- [Short problem]
Repeat every entry word for word, but leave the images out of your copy.

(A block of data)
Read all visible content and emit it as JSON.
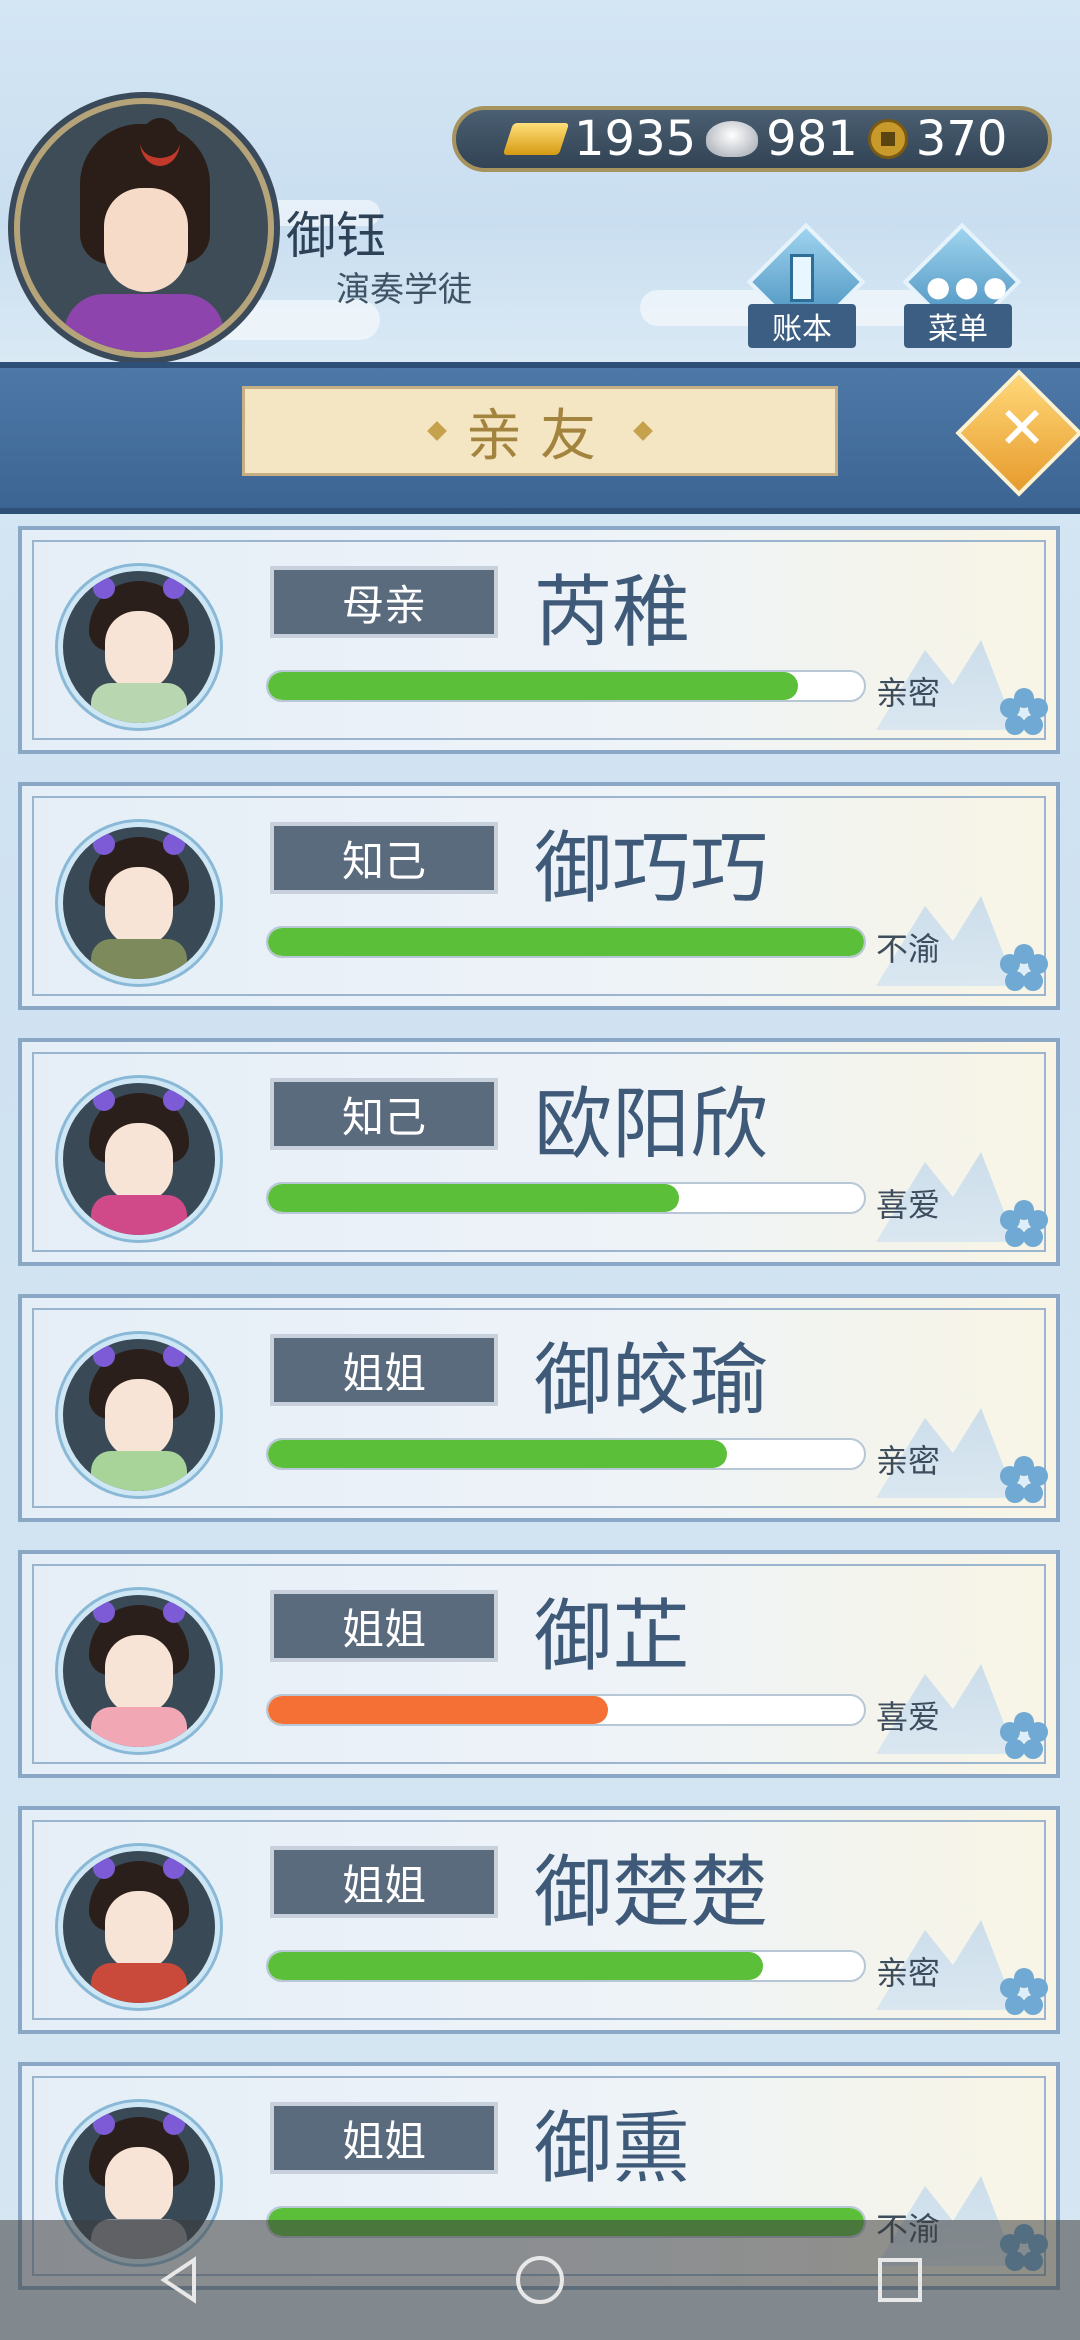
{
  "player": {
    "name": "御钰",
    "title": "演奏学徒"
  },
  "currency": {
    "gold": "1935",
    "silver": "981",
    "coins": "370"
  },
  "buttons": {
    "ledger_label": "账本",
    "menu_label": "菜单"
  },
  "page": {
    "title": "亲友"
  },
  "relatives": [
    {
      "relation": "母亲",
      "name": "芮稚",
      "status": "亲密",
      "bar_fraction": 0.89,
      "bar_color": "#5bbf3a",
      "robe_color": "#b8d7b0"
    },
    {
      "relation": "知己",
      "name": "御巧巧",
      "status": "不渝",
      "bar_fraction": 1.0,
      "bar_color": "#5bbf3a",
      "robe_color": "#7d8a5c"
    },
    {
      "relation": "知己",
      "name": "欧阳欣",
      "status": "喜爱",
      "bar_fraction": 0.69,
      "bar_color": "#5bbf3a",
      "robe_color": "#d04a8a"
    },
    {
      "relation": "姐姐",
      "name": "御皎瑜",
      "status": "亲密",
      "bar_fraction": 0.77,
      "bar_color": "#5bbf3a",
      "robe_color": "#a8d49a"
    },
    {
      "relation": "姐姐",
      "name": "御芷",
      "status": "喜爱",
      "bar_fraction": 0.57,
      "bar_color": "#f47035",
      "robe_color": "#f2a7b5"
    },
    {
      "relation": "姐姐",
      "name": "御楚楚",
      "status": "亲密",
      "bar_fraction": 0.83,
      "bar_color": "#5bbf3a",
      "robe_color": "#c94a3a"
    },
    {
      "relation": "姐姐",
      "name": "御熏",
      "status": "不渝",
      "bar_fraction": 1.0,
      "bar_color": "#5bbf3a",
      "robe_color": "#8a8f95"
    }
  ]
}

- [Written reply]
Read all visible content and emit it as JSON.
{
  "player": {
    "name": "御钰",
    "title": "演奏学徒"
  },
  "currency": {
    "gold": "1935",
    "silver": "981",
    "coins": "370"
  },
  "buttons": {
    "ledger_label": "账本",
    "menu_label": "菜单"
  },
  "page": {
    "title": "亲友"
  },
  "relatives": [
    {
      "relation": "母亲",
      "name": "芮稚",
      "status": "亲密",
      "bar_fraction": 0.89,
      "bar_color": "#5bbf3a",
      "robe_color": "#b8d7b0"
    },
    {
      "relation": "知己",
      "name": "御巧巧",
      "status": "不渝",
      "bar_fraction": 1.0,
      "bar_color": "#5bbf3a",
      "robe_color": "#7d8a5c"
    },
    {
      "relation": "知己",
      "name": "欧阳欣",
      "status": "喜爱",
      "bar_fraction": 0.69,
      "bar_color": "#5bbf3a",
      "robe_color": "#d04a8a"
    },
    {
      "relation": "姐姐",
      "name": "御皎瑜",
      "status": "亲密",
      "bar_fraction": 0.77,
      "bar_color": "#5bbf3a",
      "robe_color": "#a8d49a"
    },
    {
      "relation": "姐姐",
      "name": "御芷",
      "status": "喜爱",
      "bar_fraction": 0.57,
      "bar_color": "#f47035",
      "robe_color": "#f2a7b5"
    },
    {
      "relation": "姐姐",
      "name": "御楚楚",
      "status": "亲密",
      "bar_fraction": 0.83,
      "bar_color": "#5bbf3a",
      "robe_color": "#c94a3a"
    },
    {
      "relation": "姐姐",
      "name": "御熏",
      "status": "不渝",
      "bar_fraction": 1.0,
      "bar_color": "#5bbf3a",
      "robe_color": "#8a8f95"
    }
  ]
}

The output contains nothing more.